Data records
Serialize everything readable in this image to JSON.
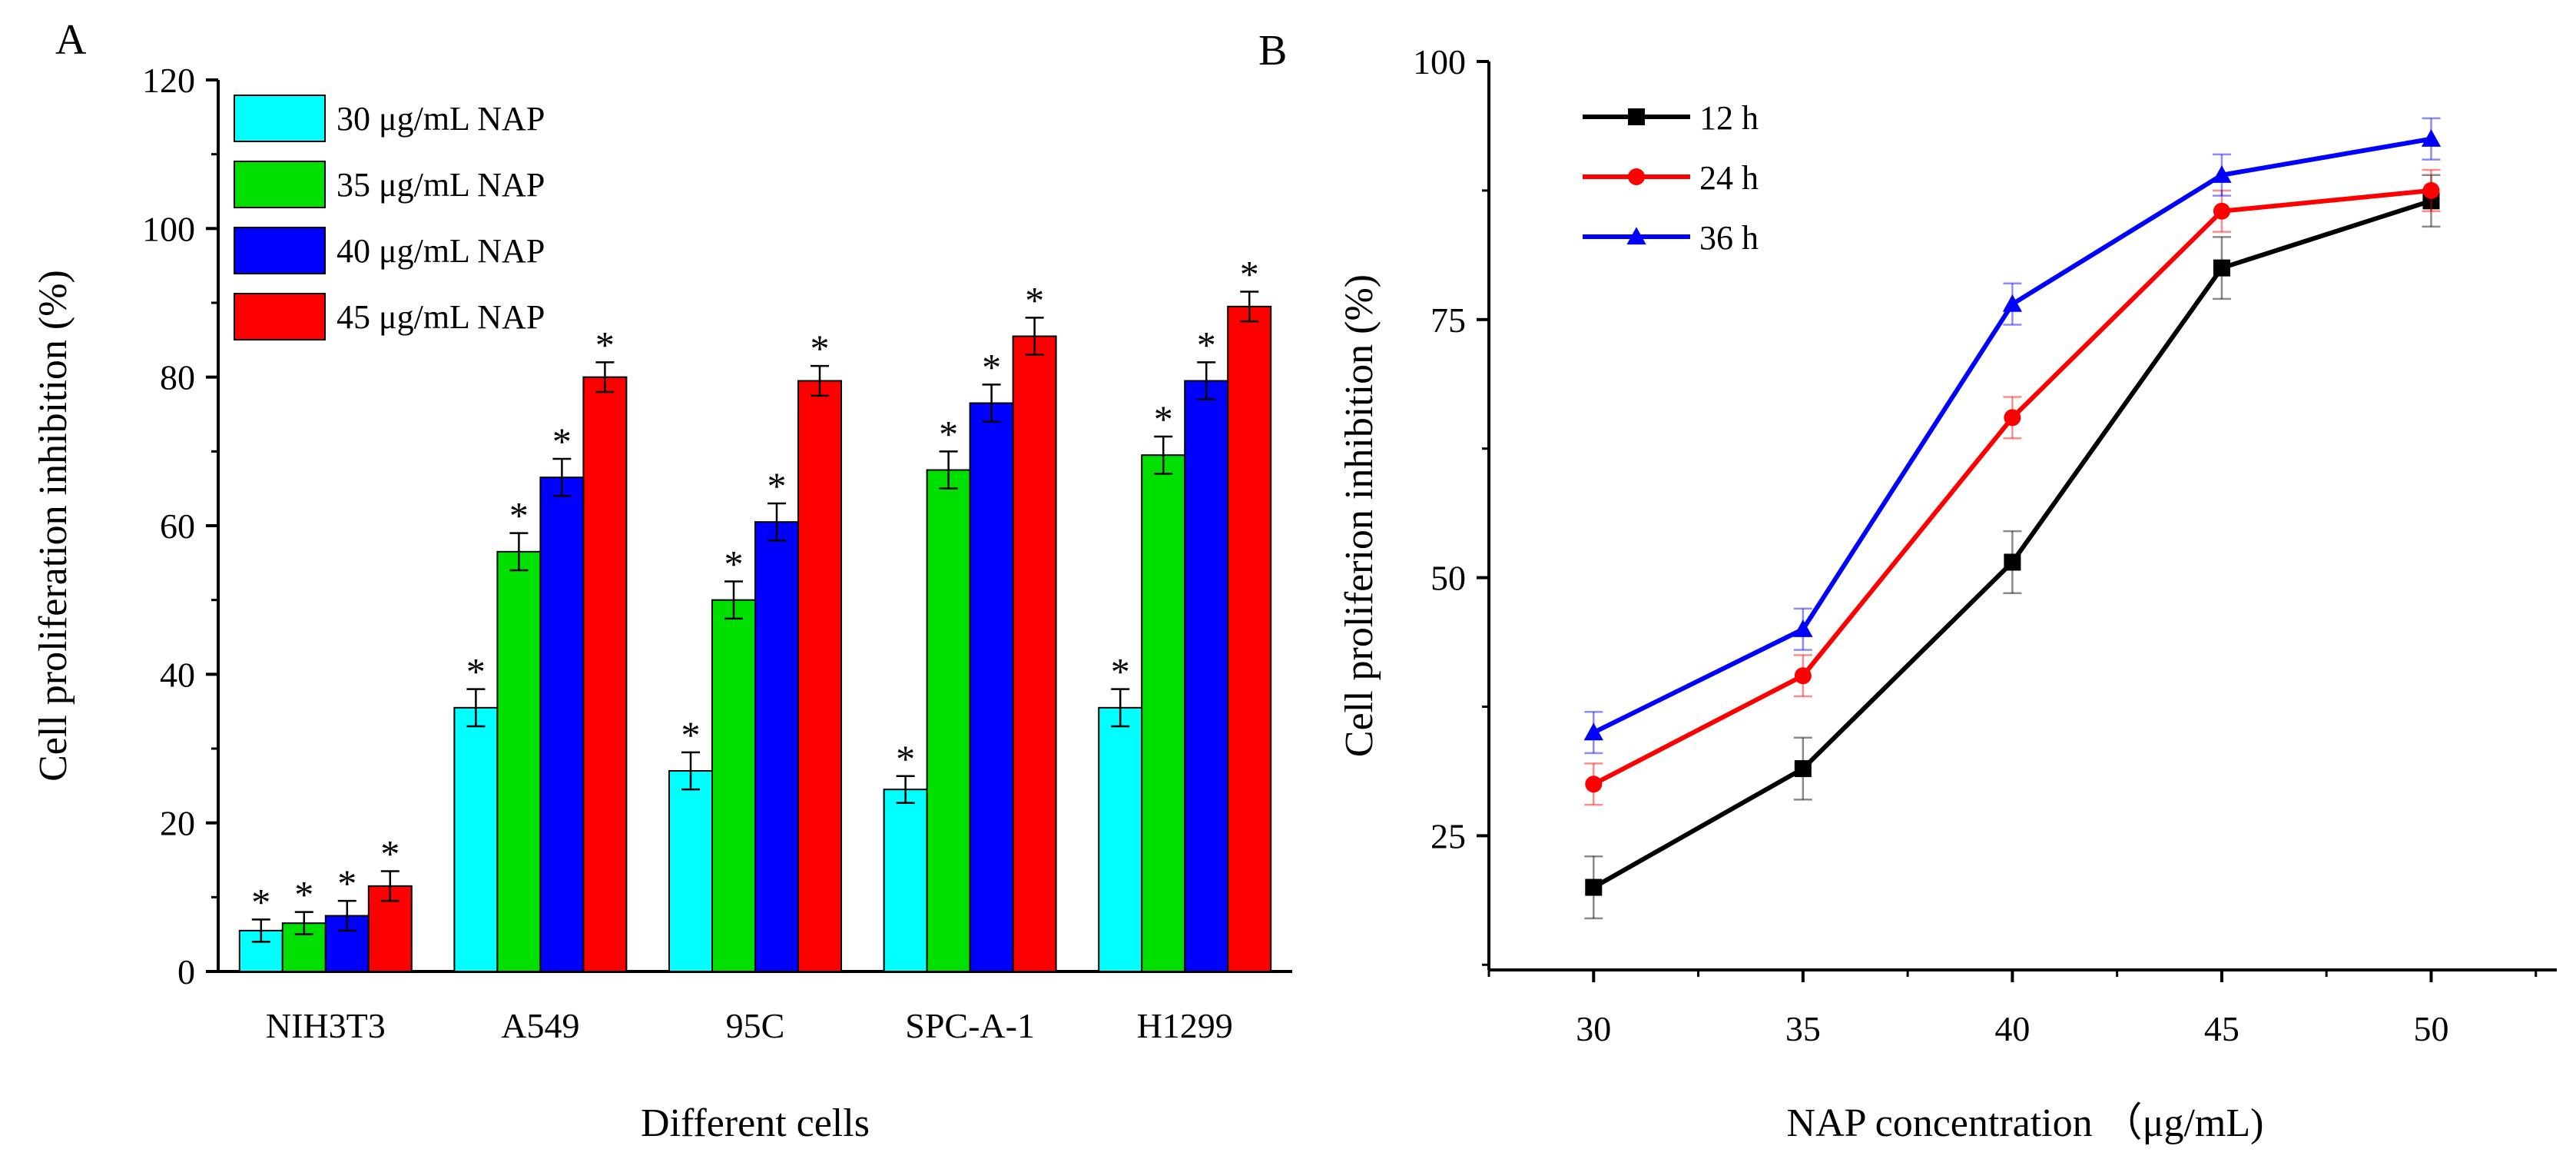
{
  "chart_data": [
    {
      "panel_label": "A",
      "type": "bar",
      "title": "",
      "xlabel": "Different cells",
      "ylabel": "Cell proliferation inhibition (%)",
      "ylim": [
        0,
        120
      ],
      "yticks": [
        "0",
        "20",
        "40",
        "60",
        "80",
        "100",
        "120"
      ],
      "categories": [
        "NIH3T3",
        "A549",
        "95C",
        "SPC-A-1",
        "H1299"
      ],
      "legend_position": "top-left",
      "significance_marker": "*",
      "series": [
        {
          "name": "30 μg/mL NAP",
          "color": "#00ffff",
          "values": [
            5.5,
            35.5,
            27,
            24.5,
            35.5
          ],
          "errors": [
            1.5,
            2.5,
            2.5,
            1.8,
            2.5
          ]
        },
        {
          "name": "35 μg/mL NAP",
          "color": "#00e000",
          "values": [
            6.5,
            56.5,
            50,
            67.5,
            69.5
          ],
          "errors": [
            1.5,
            2.5,
            2.5,
            2.5,
            2.5
          ]
        },
        {
          "name": "40 μg/mL NAP",
          "color": "#0000ff",
          "values": [
            7.5,
            66.5,
            60.5,
            76.5,
            79.5
          ],
          "errors": [
            2.0,
            2.5,
            2.5,
            2.5,
            2.5
          ]
        },
        {
          "name": "45 μg/mL NAP",
          "color": "#ff0000",
          "values": [
            11.5,
            80,
            79.5,
            85.5,
            89.5
          ],
          "errors": [
            2.0,
            2.0,
            2.0,
            2.5,
            2.0
          ]
        }
      ]
    },
    {
      "panel_label": "B",
      "type": "line",
      "title": "",
      "xlabel": "NAP concentration （μg/mL)",
      "ylabel": "Cell proliferion inhibition (%)",
      "ylim": [
        12,
        100
      ],
      "xlim": [
        27.5,
        53
      ],
      "x": [
        30,
        35,
        40,
        45,
        50
      ],
      "xticks": [
        "30",
        "35",
        "40",
        "45",
        "50"
      ],
      "yticks": [
        "25",
        "50",
        "75",
        "100"
      ],
      "ytick_values": [
        25,
        50,
        75,
        100
      ],
      "legend_position": "top-left",
      "series": [
        {
          "name": "12 h",
          "color": "#000000",
          "marker": "square",
          "values": [
            20,
            31.5,
            51.5,
            80,
            86.5
          ],
          "errors": [
            3.0,
            3.0,
            3.0,
            3.0,
            2.5
          ]
        },
        {
          "name": "24 h",
          "color": "#ff0000",
          "marker": "circle",
          "values": [
            30,
            40.5,
            65.5,
            85.5,
            87.5
          ],
          "errors": [
            2.0,
            2.0,
            2.0,
            2.0,
            2.0
          ]
        },
        {
          "name": "36 h",
          "color": "#0000ff",
          "marker": "triangle",
          "values": [
            35,
            45,
            76.5,
            89,
            92.5
          ],
          "errors": [
            2.0,
            2.0,
            2.0,
            2.0,
            2.0
          ]
        }
      ]
    }
  ]
}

**What the task requires**
Every line above that holds the string "color" should be copied out.

**Exercise solution**
          "color": "#00ffff",
          "color": "#00e000",
          "color": "#0000ff",
          "color": "#ff0000",
          "color": "#000000",
          "color": "#ff0000",
          "color": "#0000ff",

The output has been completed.